▸ **THE REQUEST**: Copy each line with the word "name" in it.

▸ **MATERIALS PROVIDED**:
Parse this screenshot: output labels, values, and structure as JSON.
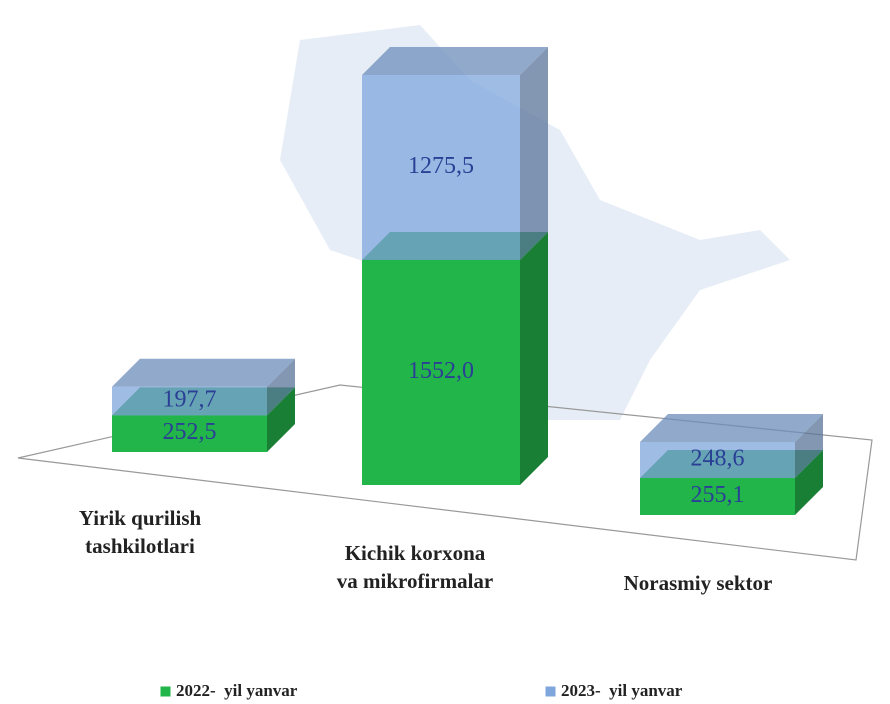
{
  "chart_data": {
    "type": "bar3d",
    "categories": [
      [
        "Yirik qurilish",
        "tashkilotlari"
      ],
      [
        "Kichik korxona",
        "va mikrofirmalar"
      ],
      [
        "Norasmiy sektor"
      ]
    ],
    "series": [
      {
        "name": "2022-  yil yanvar",
        "color": "#22b54a",
        "values": [
          252.5,
          1552.0,
          255.1
        ],
        "value_labels": [
          "252,5",
          "1552,0",
          "255,1"
        ]
      },
      {
        "name": "2023-  yil yanvar",
        "color": "#7fa6dc",
        "values": [
          197.7,
          1275.5,
          248.6
        ],
        "value_labels": [
          "197,7",
          "1275,5",
          "248,6"
        ]
      }
    ]
  }
}
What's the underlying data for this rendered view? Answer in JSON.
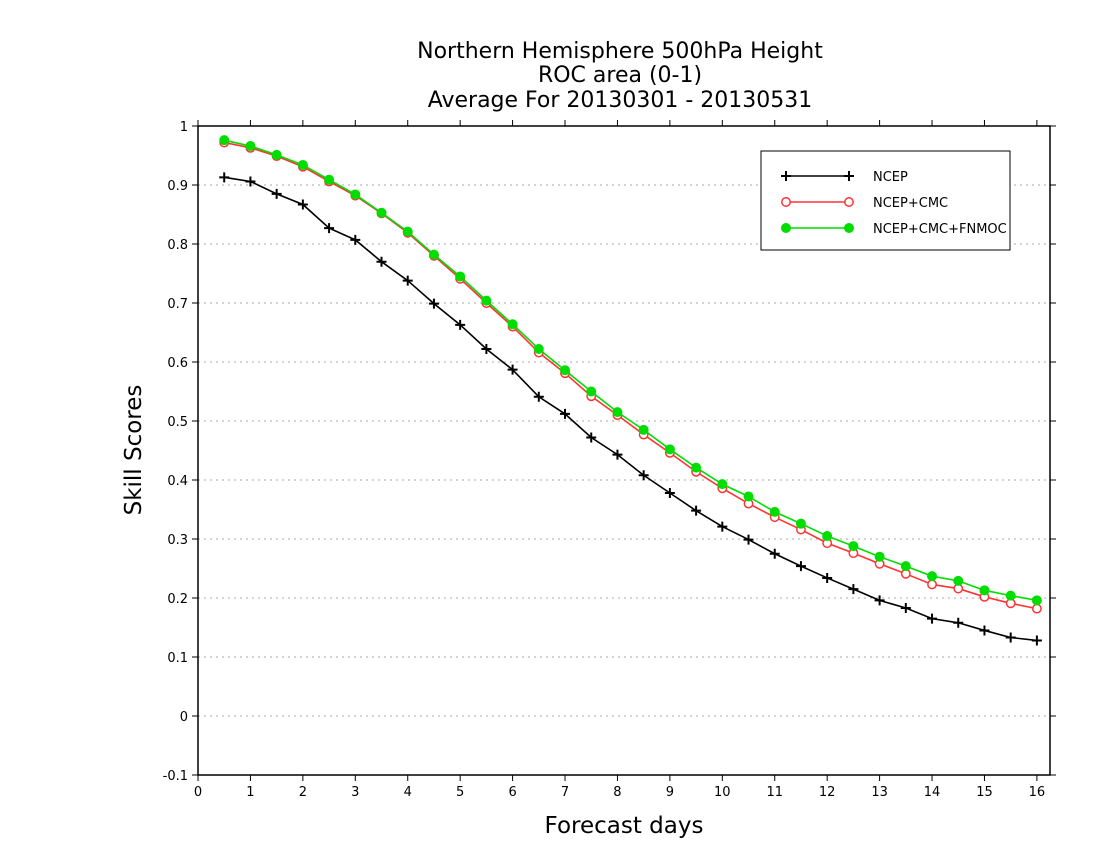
{
  "chart_data": {
    "type": "line",
    "title_lines": [
      "Northern Hemisphere 500hPa Height",
      "ROC area (0-1)",
      "Average For 20130301 - 20130531"
    ],
    "xlabel": "Forecast days",
    "ylabel": "Skill Scores",
    "xlim": [
      0,
      16.25
    ],
    "ylim": [
      -0.1,
      1
    ],
    "xticks": [
      0,
      1,
      2,
      3,
      4,
      5,
      6,
      7,
      8,
      9,
      10,
      11,
      12,
      13,
      14,
      15,
      16
    ],
    "yticks": [
      -0.1,
      0,
      0.1,
      0.2,
      0.3,
      0.4,
      0.5,
      0.6,
      0.7,
      0.8,
      0.9,
      1
    ],
    "ytick_labels": [
      "-0.1",
      "0",
      "0.1",
      "0.2",
      "0.3",
      "0.4",
      "0.5",
      "0.6",
      "0.7",
      "0.8",
      "0.9",
      "1"
    ],
    "grid": "horizontal dotted",
    "legend_position": "top-right",
    "x": [
      0.5,
      1.0,
      1.5,
      2.0,
      2.5,
      3.0,
      3.5,
      4.0,
      4.5,
      5.0,
      5.5,
      6.0,
      6.5,
      7.0,
      7.5,
      8.0,
      8.5,
      9.0,
      9.5,
      10.0,
      10.5,
      11.0,
      11.5,
      12.0,
      12.5,
      13.0,
      13.5,
      14.0,
      14.5,
      15.0,
      15.5,
      16.0
    ],
    "series": [
      {
        "name": "NCEP",
        "color": "#000000",
        "marker": "plus",
        "values": [
          0.913,
          0.906,
          0.885,
          0.867,
          0.827,
          0.807,
          0.77,
          0.738,
          0.699,
          0.663,
          0.622,
          0.587,
          0.541,
          0.512,
          0.472,
          0.443,
          0.408,
          0.378,
          0.348,
          0.321,
          0.299,
          0.275,
          0.254,
          0.234,
          0.215,
          0.196,
          0.183,
          0.165,
          0.158,
          0.145,
          0.133,
          0.128
        ]
      },
      {
        "name": "NCEP+CMC",
        "color": "#ff3333",
        "marker": "open-circle",
        "values": [
          0.972,
          0.963,
          0.949,
          0.931,
          0.906,
          0.882,
          0.852,
          0.819,
          0.78,
          0.741,
          0.7,
          0.66,
          0.616,
          0.581,
          0.542,
          0.51,
          0.477,
          0.446,
          0.414,
          0.386,
          0.36,
          0.337,
          0.316,
          0.293,
          0.276,
          0.258,
          0.241,
          0.223,
          0.216,
          0.202,
          0.191,
          0.182
        ]
      },
      {
        "name": "NCEP+CMC+FNMOC",
        "color": "#00dd00",
        "marker": "filled-circle",
        "values": [
          0.976,
          0.966,
          0.951,
          0.934,
          0.909,
          0.884,
          0.853,
          0.821,
          0.782,
          0.745,
          0.704,
          0.664,
          0.622,
          0.586,
          0.55,
          0.515,
          0.485,
          0.452,
          0.421,
          0.393,
          0.372,
          0.346,
          0.326,
          0.305,
          0.288,
          0.27,
          0.254,
          0.237,
          0.229,
          0.213,
          0.204,
          0.196
        ]
      }
    ]
  }
}
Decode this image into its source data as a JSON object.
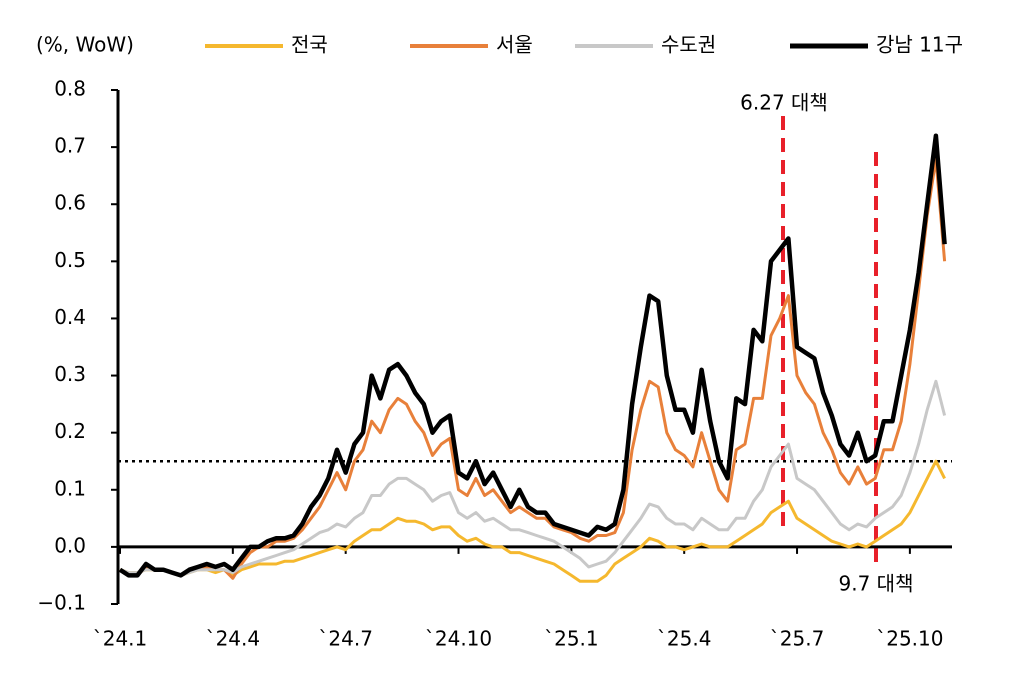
{
  "chart_data": {
    "type": "line",
    "y_label": "(%, WoW)",
    "categories": [
      "`24.1",
      null,
      null,
      null,
      null,
      null,
      null,
      null,
      null,
      null,
      null,
      null,
      null,
      "`24.4",
      null,
      null,
      null,
      null,
      null,
      null,
      null,
      null,
      null,
      null,
      null,
      null,
      "`24.7",
      null,
      null,
      null,
      null,
      null,
      null,
      null,
      null,
      null,
      null,
      null,
      null,
      "`24.10",
      null,
      null,
      null,
      null,
      null,
      null,
      null,
      null,
      null,
      null,
      null,
      null,
      "`25.1",
      null,
      null,
      null,
      null,
      null,
      null,
      null,
      null,
      null,
      null,
      null,
      null,
      "`25.4",
      null,
      null,
      null,
      null,
      null,
      null,
      null,
      null,
      null,
      null,
      null,
      null,
      "`25.7",
      null,
      null,
      null,
      null,
      null,
      null,
      null,
      null,
      null,
      null,
      null,
      null,
      "`25.10",
      null,
      null,
      null,
      null
    ],
    "series": [
      {
        "name": "전국",
        "color": "#f5b82e",
        "values": [
          -0.04,
          -0.045,
          -0.045,
          -0.04,
          -0.04,
          -0.04,
          -0.045,
          -0.05,
          -0.045,
          -0.04,
          -0.04,
          -0.045,
          -0.04,
          -0.05,
          -0.04,
          -0.035,
          -0.03,
          -0.03,
          -0.03,
          -0.025,
          -0.025,
          -0.02,
          -0.015,
          -0.01,
          -0.005,
          0.0,
          -0.005,
          0.01,
          0.02,
          0.03,
          0.03,
          0.04,
          0.05,
          0.045,
          0.045,
          0.04,
          0.03,
          0.035,
          0.035,
          0.02,
          0.01,
          0.015,
          0.005,
          0.0,
          0.0,
          -0.01,
          -0.01,
          -0.015,
          -0.02,
          -0.025,
          -0.03,
          -0.04,
          -0.05,
          -0.06,
          -0.06,
          -0.06,
          -0.05,
          -0.03,
          -0.02,
          -0.01,
          0.0,
          0.015,
          0.01,
          0.0,
          0.0,
          -0.005,
          0.0,
          0.005,
          0.0,
          0.0,
          0.0,
          0.01,
          0.02,
          0.03,
          0.04,
          0.06,
          0.07,
          0.08,
          0.05,
          0.04,
          0.03,
          0.02,
          0.01,
          0.005,
          0.0,
          0.005,
          0.0,
          0.01,
          0.02,
          0.03,
          0.04,
          0.06,
          0.09,
          0.12,
          0.15,
          0.12
        ]
      },
      {
        "name": "서울",
        "color": "#e8803a",
        "values": [
          -0.04,
          -0.05,
          -0.05,
          -0.035,
          -0.04,
          -0.04,
          -0.045,
          -0.05,
          -0.04,
          -0.04,
          -0.035,
          -0.04,
          -0.04,
          -0.055,
          -0.03,
          -0.01,
          0,
          0,
          0.01,
          0.01,
          0.015,
          0.03,
          0.05,
          0.07,
          0.1,
          0.13,
          0.1,
          0.15,
          0.17,
          0.22,
          0.2,
          0.24,
          0.26,
          0.25,
          0.22,
          0.2,
          0.16,
          0.18,
          0.19,
          0.1,
          0.09,
          0.12,
          0.09,
          0.1,
          0.08,
          0.06,
          0.07,
          0.06,
          0.05,
          0.05,
          0.035,
          0.03,
          0.025,
          0.015,
          0.01,
          0.02,
          0.02,
          0.025,
          0.06,
          0.17,
          0.24,
          0.29,
          0.28,
          0.2,
          0.17,
          0.16,
          0.14,
          0.2,
          0.15,
          0.1,
          0.08,
          0.17,
          0.18,
          0.26,
          0.26,
          0.37,
          0.4,
          0.44,
          0.3,
          0.27,
          0.25,
          0.2,
          0.17,
          0.13,
          0.11,
          0.14,
          0.11,
          0.12,
          0.17,
          0.17,
          0.22,
          0.32,
          0.45,
          0.58,
          0.68,
          0.5
        ]
      },
      {
        "name": "수도권",
        "color": "#c8c8c8",
        "values": [
          -0.04,
          -0.045,
          -0.045,
          -0.04,
          -0.04,
          -0.04,
          -0.045,
          -0.05,
          -0.045,
          -0.04,
          -0.04,
          -0.04,
          -0.04,
          -0.045,
          -0.035,
          -0.03,
          -0.025,
          -0.02,
          -0.015,
          -0.01,
          -0.005,
          0.005,
          0.015,
          0.025,
          0.03,
          0.04,
          0.035,
          0.05,
          0.06,
          0.09,
          0.09,
          0.11,
          0.12,
          0.12,
          0.11,
          0.1,
          0.08,
          0.09,
          0.095,
          0.06,
          0.05,
          0.06,
          0.045,
          0.05,
          0.04,
          0.03,
          0.03,
          0.025,
          0.02,
          0.015,
          0.01,
          0.0,
          -0.01,
          -0.02,
          -0.035,
          -0.03,
          -0.025,
          -0.01,
          0.01,
          0.03,
          0.05,
          0.075,
          0.07,
          0.05,
          0.04,
          0.04,
          0.03,
          0.05,
          0.04,
          0.03,
          0.03,
          0.05,
          0.05,
          0.08,
          0.1,
          0.14,
          0.16,
          0.18,
          0.12,
          0.11,
          0.1,
          0.08,
          0.06,
          0.04,
          0.03,
          0.04,
          0.035,
          0.05,
          0.06,
          0.07,
          0.09,
          0.13,
          0.18,
          0.24,
          0.29,
          0.23
        ]
      },
      {
        "name": "강남 11구",
        "color": "#000000",
        "values": [
          -0.04,
          -0.05,
          -0.05,
          -0.03,
          -0.04,
          -0.04,
          -0.045,
          -0.05,
          -0.04,
          -0.035,
          -0.03,
          -0.035,
          -0.03,
          -0.04,
          -0.02,
          0,
          0,
          0.01,
          0.015,
          0.015,
          0.02,
          0.04,
          0.07,
          0.09,
          0.12,
          0.17,
          0.13,
          0.18,
          0.2,
          0.3,
          0.26,
          0.31,
          0.32,
          0.3,
          0.27,
          0.25,
          0.2,
          0.22,
          0.23,
          0.13,
          0.12,
          0.15,
          0.11,
          0.13,
          0.1,
          0.07,
          0.1,
          0.07,
          0.06,
          0.06,
          0.04,
          0.035,
          0.03,
          0.025,
          0.02,
          0.035,
          0.03,
          0.04,
          0.1,
          0.25,
          0.35,
          0.44,
          0.43,
          0.3,
          0.24,
          0.24,
          0.2,
          0.31,
          0.22,
          0.15,
          0.12,
          0.26,
          0.25,
          0.38,
          0.36,
          0.5,
          0.52,
          0.54,
          0.35,
          0.34,
          0.33,
          0.27,
          0.23,
          0.18,
          0.16,
          0.2,
          0.15,
          0.16,
          0.22,
          0.22,
          0.3,
          0.38,
          0.48,
          0.6,
          0.72,
          0.53
        ]
      }
    ],
    "ylim": [
      -0.1,
      0.8
    ],
    "yticks": [
      {
        "value": -0.1,
        "label": "−0.1"
      },
      {
        "value": 0,
        "label": "0.0"
      },
      0.1,
      0.2,
      0.3,
      0.4,
      0.5,
      0.6,
      0.7,
      0.8
    ],
    "reference_line": 0.15,
    "annotations": [
      "6.27 대책",
      "9.7 대책"
    ]
  }
}
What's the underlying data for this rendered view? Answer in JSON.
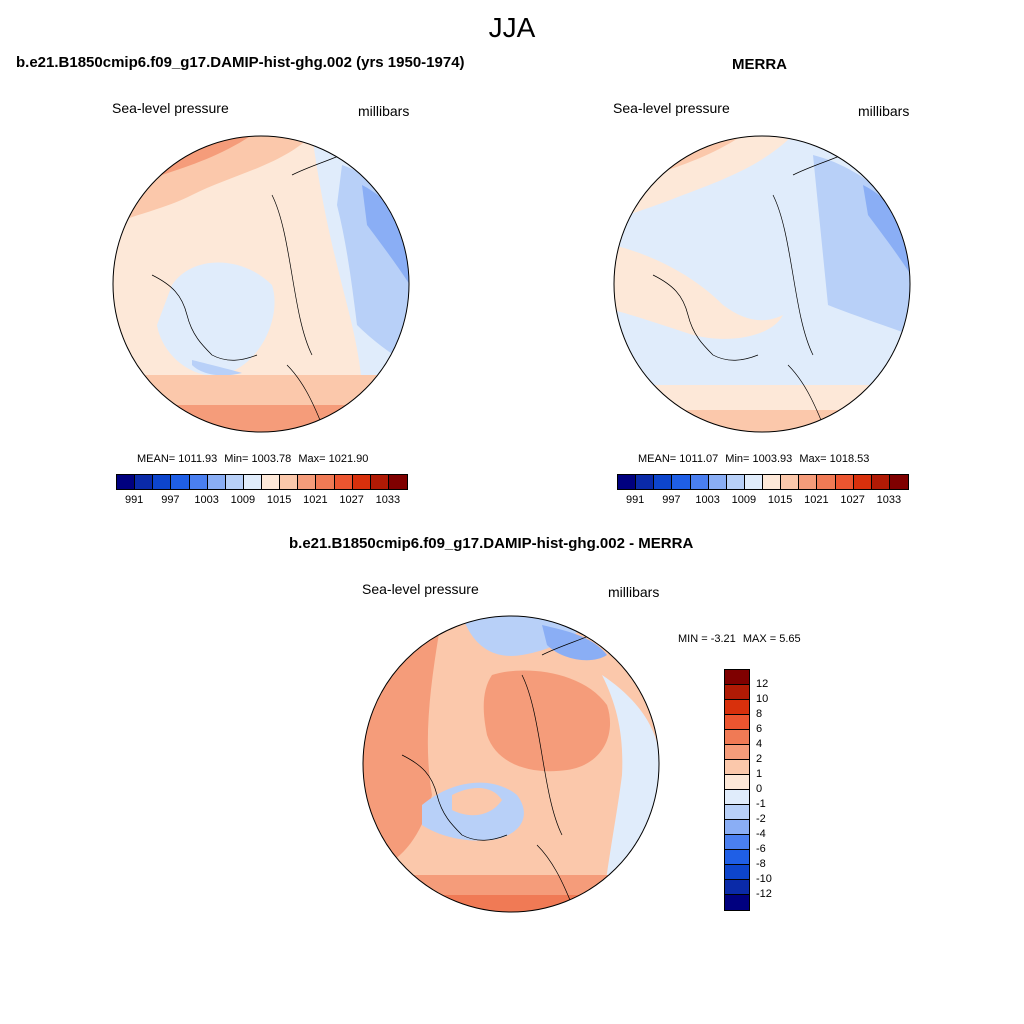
{
  "season": "JJA",
  "panel_model": {
    "title": "b.e21.B1850cmip6.f09_g17.DAMIP-hist-ghg.002 (yrs 1950-1974)",
    "left_label": "Sea-level pressure",
    "right_label": "millibars",
    "mean_label": "MEAN=",
    "mean": "1011.93",
    "min_label": "Min=",
    "min": "1003.78",
    "max_label": "Max=",
    "max": "1021.90"
  },
  "panel_obs": {
    "title": "MERRA",
    "left_label": "Sea-level pressure",
    "right_label": "millibars",
    "mean_label": "MEAN=",
    "mean": "1011.07",
    "min_label": "Min=",
    "min": "1003.93",
    "max_label": "Max=",
    "max": "1018.53"
  },
  "panel_diff": {
    "title": "b.e21.B1850cmip6.f09_g17.DAMIP-hist-ghg.002 - MERRA",
    "left_label": "Sea-level pressure",
    "right_label": "millibars",
    "min_label": "MIN =",
    "min": "-3.21",
    "max_label": "MAX =",
    "max": "5.65"
  },
  "abs_colorbar": {
    "colors": [
      "#00007f",
      "#0a2aa8",
      "#0d45cc",
      "#1f5fe6",
      "#4a7ff0",
      "#8aaef5",
      "#b8d0f8",
      "#e0ecfb",
      "#fde8d8",
      "#fbc8ab",
      "#f59c7a",
      "#f07a55",
      "#ec5530",
      "#d8300c",
      "#b01a05",
      "#7f0000"
    ],
    "tick_labels": [
      "991",
      "997",
      "1003",
      "1009",
      "1015",
      "1021",
      "1027",
      "1033"
    ]
  },
  "diff_colorbar": {
    "colors": [
      "#7f0000",
      "#b01a05",
      "#d8300c",
      "#ec5530",
      "#f07a55",
      "#f59c7a",
      "#fbc8ab",
      "#fde8d8",
      "#e0ecfb",
      "#b8d0f8",
      "#8aaef5",
      "#4a7ff0",
      "#1f5fe6",
      "#0d45cc",
      "#0a2aa8",
      "#00007f"
    ],
    "tick_labels": [
      "12",
      "10",
      "8",
      "6",
      "4",
      "2",
      "1",
      "0",
      "-1",
      "-2",
      "-4",
      "-6",
      "-8",
      "-10",
      "-12"
    ]
  }
}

▸ **THE OUTPUT**:
        "name": "2022-  yil yanvar",
        "name": "2023-  yil yanvar",
        "name": "NCEP",
        "name": "NCEP+CMC",
        "name": "NCEP+CMC+FNMOC",
        "name": "전국",
        "name": "서울",
        "name": "수도권",
        "name": "강남 11구",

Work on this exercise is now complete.